*GOAL*
Rename "node-body" to "node-content" in the data, from its first line through the line containing "chevron-down-icon: ⌄ [270, 339, 279, 352]". Write those lines out again with nothing else changed.

[Records from a data collection]
_ _ _

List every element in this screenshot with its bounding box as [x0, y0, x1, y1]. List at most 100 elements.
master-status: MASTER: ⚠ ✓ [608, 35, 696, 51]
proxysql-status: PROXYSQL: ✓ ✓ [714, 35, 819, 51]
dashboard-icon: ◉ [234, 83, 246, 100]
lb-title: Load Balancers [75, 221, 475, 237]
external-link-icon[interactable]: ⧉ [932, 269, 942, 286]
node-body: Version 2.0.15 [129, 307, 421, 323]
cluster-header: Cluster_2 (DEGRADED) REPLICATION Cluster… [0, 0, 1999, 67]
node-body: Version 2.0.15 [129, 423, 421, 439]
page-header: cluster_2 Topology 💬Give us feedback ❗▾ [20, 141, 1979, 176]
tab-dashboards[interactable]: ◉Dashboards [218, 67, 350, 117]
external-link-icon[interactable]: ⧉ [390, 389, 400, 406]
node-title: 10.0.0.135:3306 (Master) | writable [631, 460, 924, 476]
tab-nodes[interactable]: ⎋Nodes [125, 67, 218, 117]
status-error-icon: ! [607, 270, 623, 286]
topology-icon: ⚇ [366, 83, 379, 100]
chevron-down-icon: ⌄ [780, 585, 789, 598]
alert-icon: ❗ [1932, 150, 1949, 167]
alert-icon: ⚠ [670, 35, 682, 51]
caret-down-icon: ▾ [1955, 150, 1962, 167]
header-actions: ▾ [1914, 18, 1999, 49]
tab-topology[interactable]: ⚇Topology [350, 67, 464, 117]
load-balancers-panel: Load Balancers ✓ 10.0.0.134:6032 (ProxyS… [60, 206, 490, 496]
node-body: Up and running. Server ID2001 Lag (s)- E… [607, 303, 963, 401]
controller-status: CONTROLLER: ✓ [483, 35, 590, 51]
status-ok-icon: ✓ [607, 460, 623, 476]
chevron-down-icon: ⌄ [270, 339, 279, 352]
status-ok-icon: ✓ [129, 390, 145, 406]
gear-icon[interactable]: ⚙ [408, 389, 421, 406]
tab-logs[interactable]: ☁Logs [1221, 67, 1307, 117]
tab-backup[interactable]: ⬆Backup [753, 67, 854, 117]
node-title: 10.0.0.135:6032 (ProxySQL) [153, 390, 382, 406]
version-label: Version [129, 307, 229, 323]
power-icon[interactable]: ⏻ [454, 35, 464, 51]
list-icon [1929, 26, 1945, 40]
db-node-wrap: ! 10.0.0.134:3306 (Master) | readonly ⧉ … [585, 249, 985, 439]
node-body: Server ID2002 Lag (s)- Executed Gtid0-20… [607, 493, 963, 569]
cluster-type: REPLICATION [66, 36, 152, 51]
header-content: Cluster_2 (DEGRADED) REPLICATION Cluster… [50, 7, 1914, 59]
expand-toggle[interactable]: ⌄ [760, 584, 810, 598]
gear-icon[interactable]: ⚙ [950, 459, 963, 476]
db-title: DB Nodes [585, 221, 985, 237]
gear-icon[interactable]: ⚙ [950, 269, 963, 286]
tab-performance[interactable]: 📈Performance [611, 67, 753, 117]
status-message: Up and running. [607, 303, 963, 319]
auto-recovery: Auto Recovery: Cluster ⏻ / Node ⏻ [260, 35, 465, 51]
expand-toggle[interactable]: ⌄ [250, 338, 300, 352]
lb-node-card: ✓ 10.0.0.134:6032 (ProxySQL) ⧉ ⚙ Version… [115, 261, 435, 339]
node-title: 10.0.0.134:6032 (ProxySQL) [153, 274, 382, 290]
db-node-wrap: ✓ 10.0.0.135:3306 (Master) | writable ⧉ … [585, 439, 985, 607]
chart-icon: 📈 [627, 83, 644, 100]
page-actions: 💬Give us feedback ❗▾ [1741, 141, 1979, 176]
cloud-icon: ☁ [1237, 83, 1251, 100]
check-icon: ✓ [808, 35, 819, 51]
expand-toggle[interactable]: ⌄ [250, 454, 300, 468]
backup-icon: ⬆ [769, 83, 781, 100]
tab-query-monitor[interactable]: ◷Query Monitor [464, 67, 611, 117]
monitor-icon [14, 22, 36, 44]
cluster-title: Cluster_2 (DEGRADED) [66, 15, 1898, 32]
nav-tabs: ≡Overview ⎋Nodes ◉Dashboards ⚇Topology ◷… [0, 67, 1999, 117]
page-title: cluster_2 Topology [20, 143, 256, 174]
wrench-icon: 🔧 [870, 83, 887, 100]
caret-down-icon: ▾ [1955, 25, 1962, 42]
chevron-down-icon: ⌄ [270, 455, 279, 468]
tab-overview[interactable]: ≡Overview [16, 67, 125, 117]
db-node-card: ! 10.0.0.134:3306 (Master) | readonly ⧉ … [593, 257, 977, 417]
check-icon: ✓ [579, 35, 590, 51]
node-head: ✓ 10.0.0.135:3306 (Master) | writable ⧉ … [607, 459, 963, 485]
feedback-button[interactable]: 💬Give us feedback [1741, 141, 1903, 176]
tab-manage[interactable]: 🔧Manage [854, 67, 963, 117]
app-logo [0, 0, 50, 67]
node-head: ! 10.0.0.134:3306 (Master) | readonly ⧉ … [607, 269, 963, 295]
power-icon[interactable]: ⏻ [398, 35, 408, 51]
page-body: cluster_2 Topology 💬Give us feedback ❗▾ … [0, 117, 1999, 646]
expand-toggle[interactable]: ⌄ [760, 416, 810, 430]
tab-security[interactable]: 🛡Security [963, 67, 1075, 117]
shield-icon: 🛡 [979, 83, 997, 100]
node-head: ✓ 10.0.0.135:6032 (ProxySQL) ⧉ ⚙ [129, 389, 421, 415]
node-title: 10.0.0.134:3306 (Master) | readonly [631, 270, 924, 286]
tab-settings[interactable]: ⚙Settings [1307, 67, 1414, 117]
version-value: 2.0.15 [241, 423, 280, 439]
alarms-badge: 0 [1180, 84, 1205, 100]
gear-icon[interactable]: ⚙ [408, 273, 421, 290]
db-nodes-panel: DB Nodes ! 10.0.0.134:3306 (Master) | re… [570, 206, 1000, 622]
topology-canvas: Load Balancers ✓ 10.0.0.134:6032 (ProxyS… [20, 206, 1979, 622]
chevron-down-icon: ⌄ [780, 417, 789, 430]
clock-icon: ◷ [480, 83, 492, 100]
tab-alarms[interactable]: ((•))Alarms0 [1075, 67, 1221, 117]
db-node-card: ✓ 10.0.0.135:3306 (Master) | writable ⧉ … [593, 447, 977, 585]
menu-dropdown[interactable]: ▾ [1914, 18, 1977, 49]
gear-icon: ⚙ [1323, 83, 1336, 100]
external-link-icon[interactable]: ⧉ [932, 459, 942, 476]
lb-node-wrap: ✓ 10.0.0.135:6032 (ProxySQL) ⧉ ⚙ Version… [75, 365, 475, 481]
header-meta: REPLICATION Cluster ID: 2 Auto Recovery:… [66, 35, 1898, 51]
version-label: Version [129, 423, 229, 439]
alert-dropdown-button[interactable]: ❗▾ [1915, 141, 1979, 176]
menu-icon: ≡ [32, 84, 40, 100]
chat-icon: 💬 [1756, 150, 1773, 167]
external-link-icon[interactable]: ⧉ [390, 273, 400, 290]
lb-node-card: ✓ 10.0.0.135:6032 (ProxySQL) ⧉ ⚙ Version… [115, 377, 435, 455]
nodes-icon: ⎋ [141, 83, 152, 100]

_ _ _

*RIGHT ANSWER*
List every element in this screenshot with its bounding box as [x0, y0, x1, y1]. List at most 100 elements.
master-status: MASTER: ⚠ ✓ [608, 35, 696, 51]
proxysql-status: PROXYSQL: ✓ ✓ [714, 35, 819, 51]
dashboard-icon: ◉ [234, 83, 246, 100]
lb-title: Load Balancers [75, 221, 475, 237]
external-link-icon[interactable]: ⧉ [932, 269, 942, 286]
node-content: Version 2.0.15 [129, 307, 421, 323]
cluster-header: Cluster_2 (DEGRADED) REPLICATION Cluster… [0, 0, 1999, 67]
node-content: Version 2.0.15 [129, 423, 421, 439]
page-header: cluster_2 Topology 💬Give us feedback ❗▾ [20, 141, 1979, 176]
tab-dashboards[interactable]: ◉Dashboards [218, 67, 350, 117]
external-link-icon[interactable]: ⧉ [390, 389, 400, 406]
node-title: 10.0.0.135:3306 (Master) | writable [631, 460, 924, 476]
tab-nodes[interactable]: ⎋Nodes [125, 67, 218, 117]
status-error-icon: ! [607, 270, 623, 286]
topology-icon: ⚇ [366, 83, 379, 100]
chevron-down-icon: ⌄ [780, 585, 789, 598]
alert-icon: ❗ [1932, 150, 1949, 167]
alert-icon: ⚠ [670, 35, 682, 51]
caret-down-icon: ▾ [1955, 150, 1962, 167]
header-actions: ▾ [1914, 18, 1999, 49]
tab-topology[interactable]: ⚇Topology [350, 67, 464, 117]
load-balancers-panel: Load Balancers ✓ 10.0.0.134:6032 (ProxyS… [60, 206, 490, 496]
node-content: Up and running. Server ID2001 Lag (s)- E… [607, 303, 963, 401]
controller-status: CONTROLLER: ✓ [483, 35, 590, 51]
status-ok-icon: ✓ [607, 460, 623, 476]
chevron-down-icon: ⌄ [270, 339, 279, 352]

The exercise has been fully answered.